:: What is expected ::
Pictures in the records should not be copied, but every other part must be repeated exactly.

(Data extracted from a collection)
◆ ◆ ◆

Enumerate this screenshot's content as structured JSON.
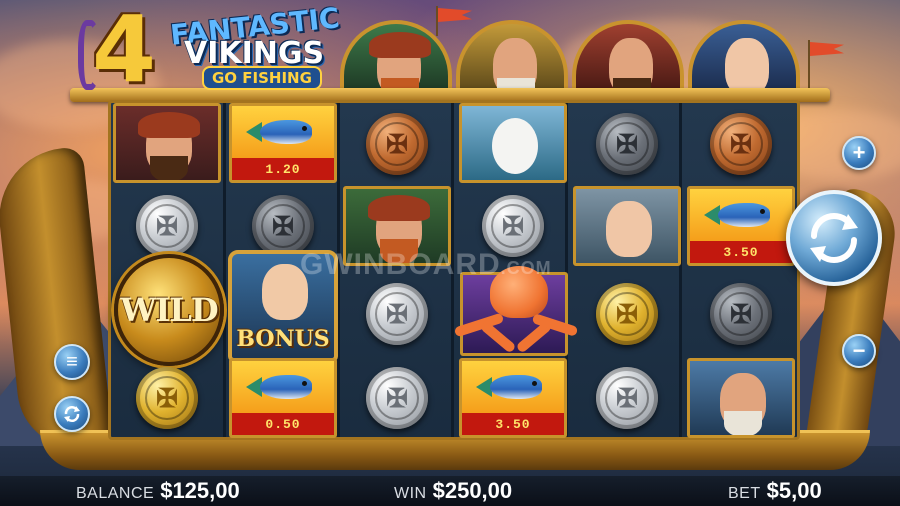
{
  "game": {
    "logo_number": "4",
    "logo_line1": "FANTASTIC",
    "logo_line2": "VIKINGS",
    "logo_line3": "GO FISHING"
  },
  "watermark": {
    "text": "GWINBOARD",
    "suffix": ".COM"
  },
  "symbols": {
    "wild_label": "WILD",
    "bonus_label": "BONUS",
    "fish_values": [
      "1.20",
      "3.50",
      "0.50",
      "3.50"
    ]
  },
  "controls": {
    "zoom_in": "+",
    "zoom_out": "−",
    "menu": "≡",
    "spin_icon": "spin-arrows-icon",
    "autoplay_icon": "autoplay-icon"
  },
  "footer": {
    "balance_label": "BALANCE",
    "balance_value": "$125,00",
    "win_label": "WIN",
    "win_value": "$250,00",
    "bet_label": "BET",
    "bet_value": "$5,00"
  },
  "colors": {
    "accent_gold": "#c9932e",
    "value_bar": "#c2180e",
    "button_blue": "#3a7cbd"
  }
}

◆ ◆ ◆

:: Written response ::
Enumerate this screenshot's content as structured JSON.
{
  "game": {
    "logo_number": "4",
    "logo_line1": "FANTASTIC",
    "logo_line2": "VIKINGS",
    "logo_line3": "GO FISHING"
  },
  "watermark": {
    "text": "GWINBOARD",
    "suffix": ".COM"
  },
  "symbols": {
    "wild_label": "WILD",
    "bonus_label": "BONUS",
    "fish_values": [
      "1.20",
      "3.50",
      "0.50",
      "3.50"
    ]
  },
  "controls": {
    "zoom_in": "+",
    "zoom_out": "−",
    "menu": "≡",
    "spin_icon": "spin-arrows-icon",
    "autoplay_icon": "autoplay-icon"
  },
  "footer": {
    "balance_label": "BALANCE",
    "balance_value": "$125,00",
    "win_label": "WIN",
    "win_value": "$250,00",
    "bet_label": "BET",
    "bet_value": "$5,00"
  },
  "colors": {
    "accent_gold": "#c9932e",
    "value_bar": "#c2180e",
    "button_blue": "#3a7cbd"
  }
}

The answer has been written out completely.